The Trident Argument: historic deterrent or symbol of power?

One of the most significant of many divisions between the partners in Britain’s coalition government is over Trident, the nuclear programme committed to maintaining a continuous British nuclear deterrent. One of four nuclear-capable submarines, based at the Clyde Naval Base in Scotland, is always on patrol at sea to provide such a deterrent and to react accordingly should the need arise.

David Cameron and the Conservatives want to replace Trident with a similar system costing some £20bn that will ensure Britain retains the “ultimate weapon of defence” in an increasingly hostile world. The Liberal Democrats, on the other hand, would like to scrap the Trident programme, or at least seek a cheaper nuclear alternative. To make matters even more complex, the Scottish National Party (SNP), which hopes to hold a referendum on independence next year, is committed to eradicating any nuclear presence from Scottish waters should independence be attained.

One of the four Vanguard-class nuclear submarines operating under Trident
One of the four Vanguard-class nuclear submarines operating under Trident

Britain took advantage of Allied usurpation of German research, and additional development under the Manhattan Project, to become one of the first nation’s capable of delivering a nuclear weapon. Ever since Operation Hurricane, Britain’s first nuclear test, in 1952 the country has been at the forefront of world politics. When the Treaty on the Non-Proliferation of Nuclear Weapons was first ratified in 1968, Britain was one of the designated “Nuclear Weapons States”, an exclusive symbol. Even after the extension of the treaty to include China and France in 1992, Britain retains such a privilege along with the USA and Russia.

Operation Hurricane signified British intent to remain at the forefront of global politics
Operation Hurricane signified British intent to remain at the forefront of global politics

It is no coincidence that these “official” nuclearised states are those holding permanent seats on the UN Security Council, giving their governments and ambassadors huge say on major global security issues. It is hardly surprising, therefore, that Mr Cameron, and the Labour shadow cabinet, wish to retain the British nuclear deterrence. Why would they jeopardise decreasing the country’s prestige? Britain no longer has the same authority on the international stage since its relative economic decline began a couple of decades ago and rapidly development country’s in South America and East Asia began to subsume its industry. Being a “nuclear state” is one of the few status symbols remaining to Britain and is crucial in it retaining a permanent seat on the UN Security Council.

WHAT TO WORK ON =
1/ Answer these questions from the Trident passage.
(a) At which base are the four nuclear-capable submarines located?
(b) In what year did Operation Hurricane take place?
(c) Which two countries were included when the treaty was extended in 1992?
2/ Reproduce the stretch of the Trident passage from "The Trident Argument: historic" through "the need arise.", word for word.
3/ Decide whether each statement agrees with the Trident passage, and quote the words that settle it.
(a) The replacement system the Conservatives want would cost some £20bn.
(b) The Treaty on the Non-Proliferation of Nuclear Weapons was first ratified in 1952.
(c) The SNP hopes to hold a referendum on independence next year.
The rows have no connection to the Trident passage.

RECORDS SHOWN =

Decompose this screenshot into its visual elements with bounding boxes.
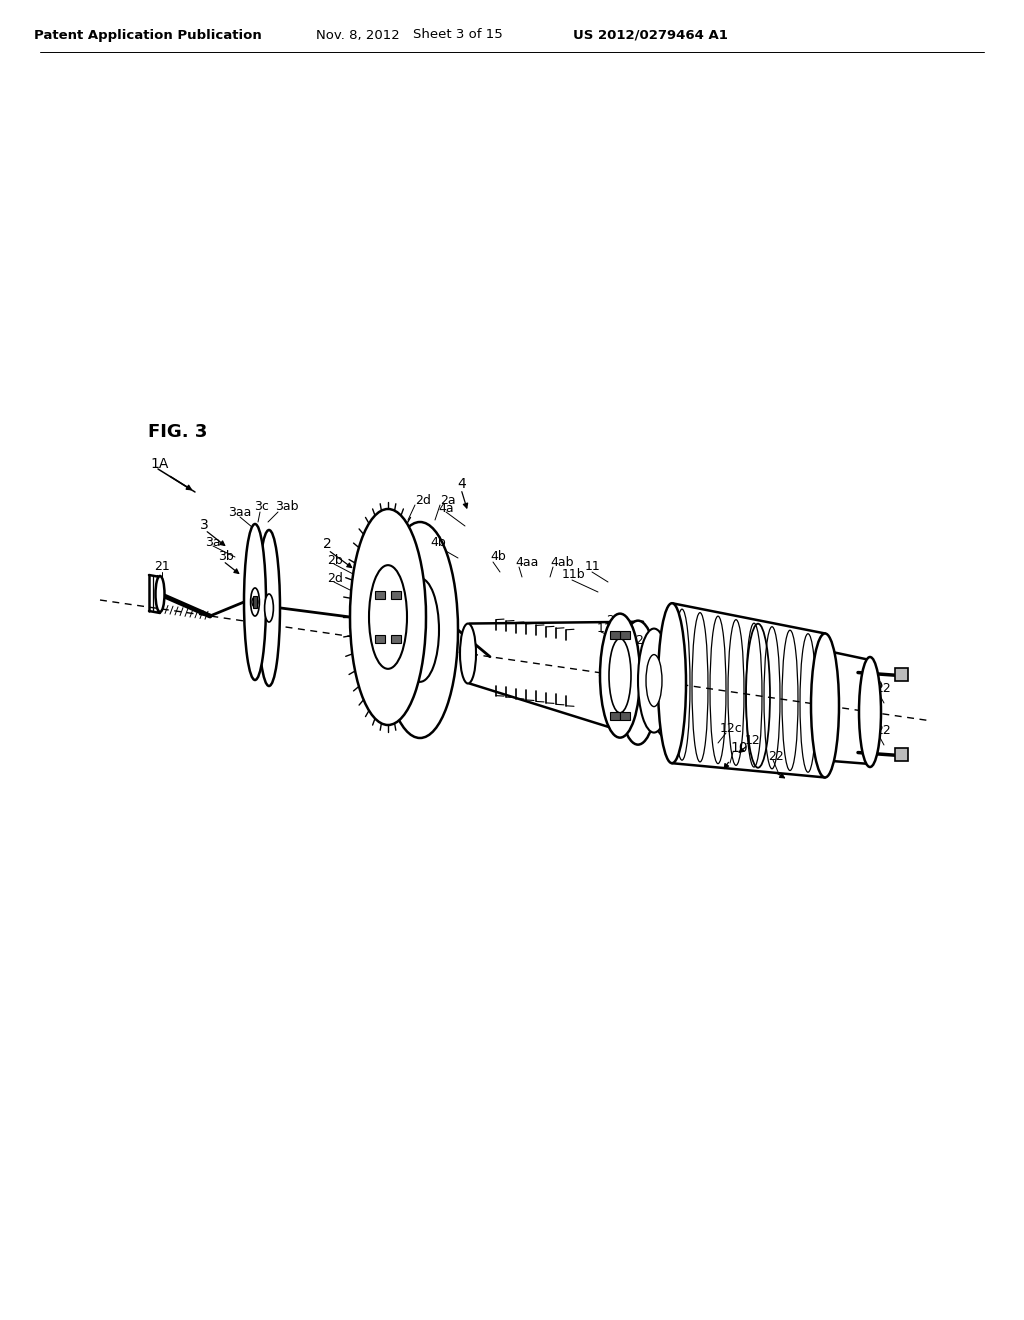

* * *

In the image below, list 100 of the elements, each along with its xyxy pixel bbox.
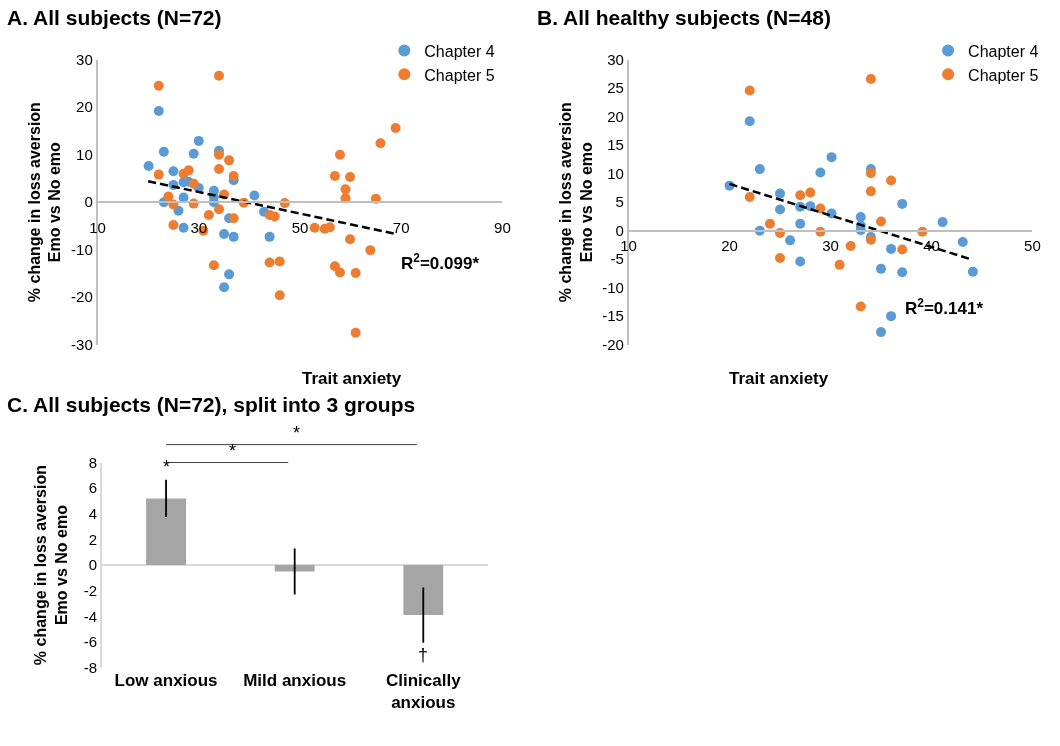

PROBLEM SOLUTIONS =
1/
(a) The Clyde Naval Base in Scotland.
(b) 1952.
(c) China and France.

2/
The Trident Argument: historic deterrent or symbol of power?

One of the most significant of many divisions between the partners in Britain’s coalition government is over Trident, the nuclear programme committed to maintaining a continuous British nuclear deterrent. One of four nuclear-capable submarines, based at the Clyde Naval Base in Scotland, is always on patrol at sea to provide such a deterrent and to react accordingly should the need arise.

3/
(a) Yes: "replace Trident with a similar system costing some £20bn"
(b) No: "When the Treaty on the Non-Proliferation of Nuclear Weapons was first ratified in 1968"
(c) Yes: "which hopes to hold a referendum on independence next year"